From the entries below, gather each line containing the word "this".

# Start of Exercise material

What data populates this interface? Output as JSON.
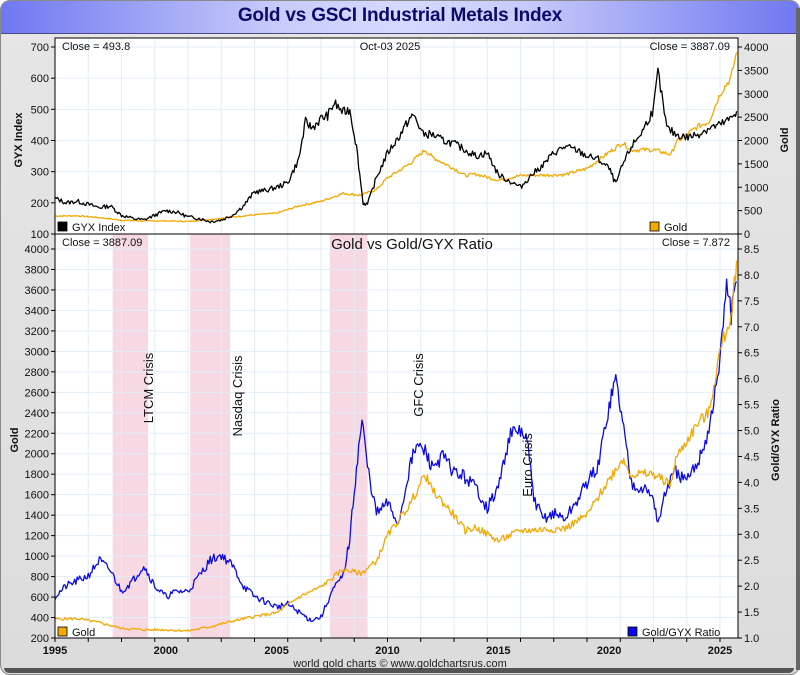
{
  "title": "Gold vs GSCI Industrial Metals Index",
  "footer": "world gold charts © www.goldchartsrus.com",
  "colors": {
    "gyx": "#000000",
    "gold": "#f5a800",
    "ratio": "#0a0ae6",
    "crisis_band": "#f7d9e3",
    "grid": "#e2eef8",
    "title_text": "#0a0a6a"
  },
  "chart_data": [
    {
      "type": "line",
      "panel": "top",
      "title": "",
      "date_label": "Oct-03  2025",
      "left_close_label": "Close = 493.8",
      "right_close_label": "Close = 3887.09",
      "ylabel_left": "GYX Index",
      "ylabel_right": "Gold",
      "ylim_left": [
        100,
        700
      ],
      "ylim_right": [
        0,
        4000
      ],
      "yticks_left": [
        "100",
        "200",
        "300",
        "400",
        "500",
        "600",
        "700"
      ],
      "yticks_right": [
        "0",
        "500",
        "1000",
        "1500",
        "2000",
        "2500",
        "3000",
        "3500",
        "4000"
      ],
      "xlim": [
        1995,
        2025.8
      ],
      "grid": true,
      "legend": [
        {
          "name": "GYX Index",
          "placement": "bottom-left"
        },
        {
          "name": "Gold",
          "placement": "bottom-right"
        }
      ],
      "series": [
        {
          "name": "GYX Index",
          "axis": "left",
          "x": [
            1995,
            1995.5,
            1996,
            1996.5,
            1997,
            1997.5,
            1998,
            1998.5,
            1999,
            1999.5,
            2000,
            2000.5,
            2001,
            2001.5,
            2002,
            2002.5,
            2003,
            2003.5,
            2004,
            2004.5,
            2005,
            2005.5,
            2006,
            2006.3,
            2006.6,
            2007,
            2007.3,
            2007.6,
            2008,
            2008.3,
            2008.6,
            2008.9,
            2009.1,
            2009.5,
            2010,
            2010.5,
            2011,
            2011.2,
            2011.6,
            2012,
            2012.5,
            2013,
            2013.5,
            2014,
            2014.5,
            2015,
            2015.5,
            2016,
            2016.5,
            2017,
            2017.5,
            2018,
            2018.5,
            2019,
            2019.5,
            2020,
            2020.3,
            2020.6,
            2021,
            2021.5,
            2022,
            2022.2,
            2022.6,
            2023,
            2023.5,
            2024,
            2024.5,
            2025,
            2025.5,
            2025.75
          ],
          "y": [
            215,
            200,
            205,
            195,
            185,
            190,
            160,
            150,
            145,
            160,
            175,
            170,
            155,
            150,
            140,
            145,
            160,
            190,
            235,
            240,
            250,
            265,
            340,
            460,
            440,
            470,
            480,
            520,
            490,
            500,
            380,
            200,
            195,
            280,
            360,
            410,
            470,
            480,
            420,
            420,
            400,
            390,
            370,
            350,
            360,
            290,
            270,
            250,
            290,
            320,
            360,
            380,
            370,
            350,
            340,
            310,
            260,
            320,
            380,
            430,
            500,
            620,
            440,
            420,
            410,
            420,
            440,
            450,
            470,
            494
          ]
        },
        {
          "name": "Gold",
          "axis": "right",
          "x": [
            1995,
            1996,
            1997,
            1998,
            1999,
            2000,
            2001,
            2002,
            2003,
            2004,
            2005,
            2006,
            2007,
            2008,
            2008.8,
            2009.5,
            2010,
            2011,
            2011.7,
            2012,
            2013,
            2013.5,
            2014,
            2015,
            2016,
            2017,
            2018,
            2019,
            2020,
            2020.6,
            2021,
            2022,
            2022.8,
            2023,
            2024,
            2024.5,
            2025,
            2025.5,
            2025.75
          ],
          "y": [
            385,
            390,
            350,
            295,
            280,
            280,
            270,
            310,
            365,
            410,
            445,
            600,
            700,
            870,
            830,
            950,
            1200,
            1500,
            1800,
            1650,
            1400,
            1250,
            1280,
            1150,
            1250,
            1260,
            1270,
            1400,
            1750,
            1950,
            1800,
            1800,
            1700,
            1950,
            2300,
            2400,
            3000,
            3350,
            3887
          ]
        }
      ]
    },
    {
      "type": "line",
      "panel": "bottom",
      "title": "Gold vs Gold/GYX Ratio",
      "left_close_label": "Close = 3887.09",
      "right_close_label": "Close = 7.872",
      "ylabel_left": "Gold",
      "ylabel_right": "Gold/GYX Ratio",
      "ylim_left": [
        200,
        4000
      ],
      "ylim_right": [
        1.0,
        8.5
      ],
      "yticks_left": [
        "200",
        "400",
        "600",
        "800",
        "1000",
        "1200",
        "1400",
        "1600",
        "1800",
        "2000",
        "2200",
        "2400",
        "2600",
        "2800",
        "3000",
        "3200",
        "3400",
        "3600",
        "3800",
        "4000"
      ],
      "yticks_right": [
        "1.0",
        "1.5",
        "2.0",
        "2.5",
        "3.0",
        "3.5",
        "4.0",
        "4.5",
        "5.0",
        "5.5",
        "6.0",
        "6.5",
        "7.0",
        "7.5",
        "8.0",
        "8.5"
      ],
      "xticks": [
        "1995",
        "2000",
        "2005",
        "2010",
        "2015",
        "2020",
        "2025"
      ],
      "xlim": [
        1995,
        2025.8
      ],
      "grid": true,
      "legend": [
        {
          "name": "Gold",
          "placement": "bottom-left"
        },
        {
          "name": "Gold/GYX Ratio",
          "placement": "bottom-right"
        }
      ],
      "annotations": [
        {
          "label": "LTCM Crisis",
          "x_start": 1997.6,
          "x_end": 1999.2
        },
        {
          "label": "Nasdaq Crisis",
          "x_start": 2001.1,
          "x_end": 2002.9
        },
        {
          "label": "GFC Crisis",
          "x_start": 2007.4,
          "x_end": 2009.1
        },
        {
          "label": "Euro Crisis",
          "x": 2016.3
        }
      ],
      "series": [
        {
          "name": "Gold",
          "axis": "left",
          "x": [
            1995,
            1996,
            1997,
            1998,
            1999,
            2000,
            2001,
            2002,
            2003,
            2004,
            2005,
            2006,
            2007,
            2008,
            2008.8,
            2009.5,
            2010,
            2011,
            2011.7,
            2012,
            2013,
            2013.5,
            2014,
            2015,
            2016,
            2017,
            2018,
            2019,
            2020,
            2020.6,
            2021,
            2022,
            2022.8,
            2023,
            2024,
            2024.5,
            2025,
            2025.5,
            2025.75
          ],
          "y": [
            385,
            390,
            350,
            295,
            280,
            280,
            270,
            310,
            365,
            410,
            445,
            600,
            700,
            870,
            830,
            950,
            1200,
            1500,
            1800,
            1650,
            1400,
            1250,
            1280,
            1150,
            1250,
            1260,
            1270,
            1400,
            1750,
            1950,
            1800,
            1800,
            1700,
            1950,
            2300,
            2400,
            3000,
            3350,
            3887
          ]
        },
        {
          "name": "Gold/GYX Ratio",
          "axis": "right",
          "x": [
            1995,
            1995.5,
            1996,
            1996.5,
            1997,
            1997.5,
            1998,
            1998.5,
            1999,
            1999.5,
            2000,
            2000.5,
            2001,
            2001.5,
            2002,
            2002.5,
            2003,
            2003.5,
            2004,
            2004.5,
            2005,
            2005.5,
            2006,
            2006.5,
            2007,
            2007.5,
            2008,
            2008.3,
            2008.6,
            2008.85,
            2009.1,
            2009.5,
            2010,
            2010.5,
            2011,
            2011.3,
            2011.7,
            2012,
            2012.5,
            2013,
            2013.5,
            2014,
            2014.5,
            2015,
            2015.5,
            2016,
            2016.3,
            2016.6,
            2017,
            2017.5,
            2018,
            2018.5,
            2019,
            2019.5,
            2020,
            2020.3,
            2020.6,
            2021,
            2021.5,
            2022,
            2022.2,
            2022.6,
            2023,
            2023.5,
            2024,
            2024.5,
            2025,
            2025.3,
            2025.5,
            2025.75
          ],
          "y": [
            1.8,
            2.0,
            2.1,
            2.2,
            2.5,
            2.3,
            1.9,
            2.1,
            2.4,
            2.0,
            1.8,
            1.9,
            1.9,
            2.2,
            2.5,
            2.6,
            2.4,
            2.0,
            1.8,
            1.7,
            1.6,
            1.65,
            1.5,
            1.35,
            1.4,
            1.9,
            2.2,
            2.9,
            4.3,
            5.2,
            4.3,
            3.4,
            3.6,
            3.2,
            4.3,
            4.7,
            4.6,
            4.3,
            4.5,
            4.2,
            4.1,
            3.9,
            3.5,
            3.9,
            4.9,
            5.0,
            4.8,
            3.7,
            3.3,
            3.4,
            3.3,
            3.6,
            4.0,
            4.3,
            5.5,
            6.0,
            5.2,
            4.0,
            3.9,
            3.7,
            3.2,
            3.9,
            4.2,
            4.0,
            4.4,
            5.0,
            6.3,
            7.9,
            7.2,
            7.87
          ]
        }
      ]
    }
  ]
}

# End of Exercise material
# Start of Exercise material

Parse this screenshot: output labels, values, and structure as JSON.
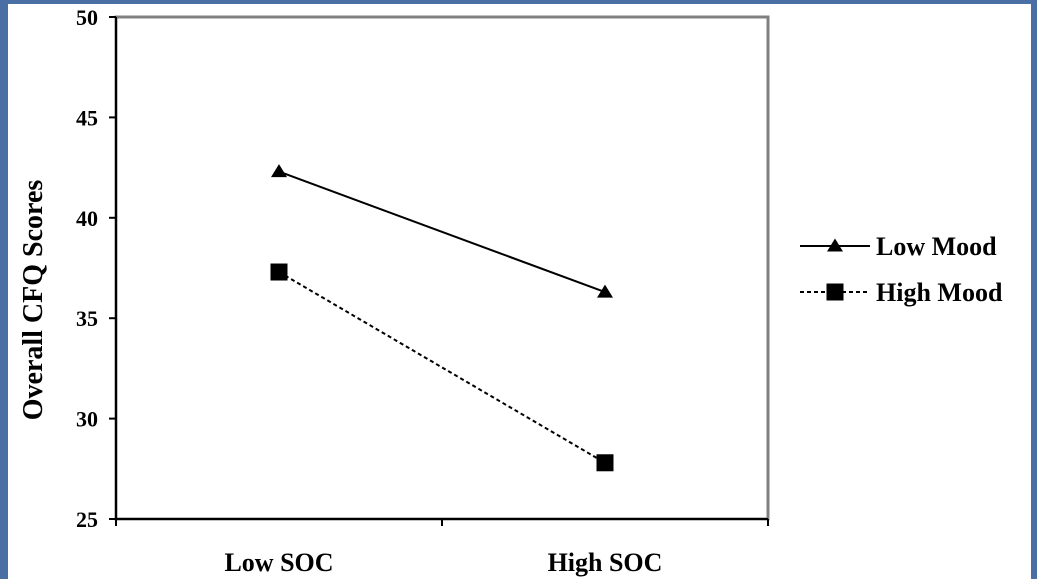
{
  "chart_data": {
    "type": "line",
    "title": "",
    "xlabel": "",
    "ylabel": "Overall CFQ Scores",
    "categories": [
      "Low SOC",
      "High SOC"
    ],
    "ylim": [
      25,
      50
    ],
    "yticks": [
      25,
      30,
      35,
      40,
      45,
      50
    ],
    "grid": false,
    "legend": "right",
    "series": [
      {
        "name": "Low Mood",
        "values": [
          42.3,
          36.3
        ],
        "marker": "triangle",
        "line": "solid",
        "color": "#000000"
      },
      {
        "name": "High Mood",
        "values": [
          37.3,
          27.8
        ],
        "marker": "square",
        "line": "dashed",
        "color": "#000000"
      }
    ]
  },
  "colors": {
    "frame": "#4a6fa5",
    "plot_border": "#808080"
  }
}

# End of Exercise material

Exercise solution:
What data populates this interface? Output as JSON.
Parse this screenshot: output labels, values, and structure as JSON.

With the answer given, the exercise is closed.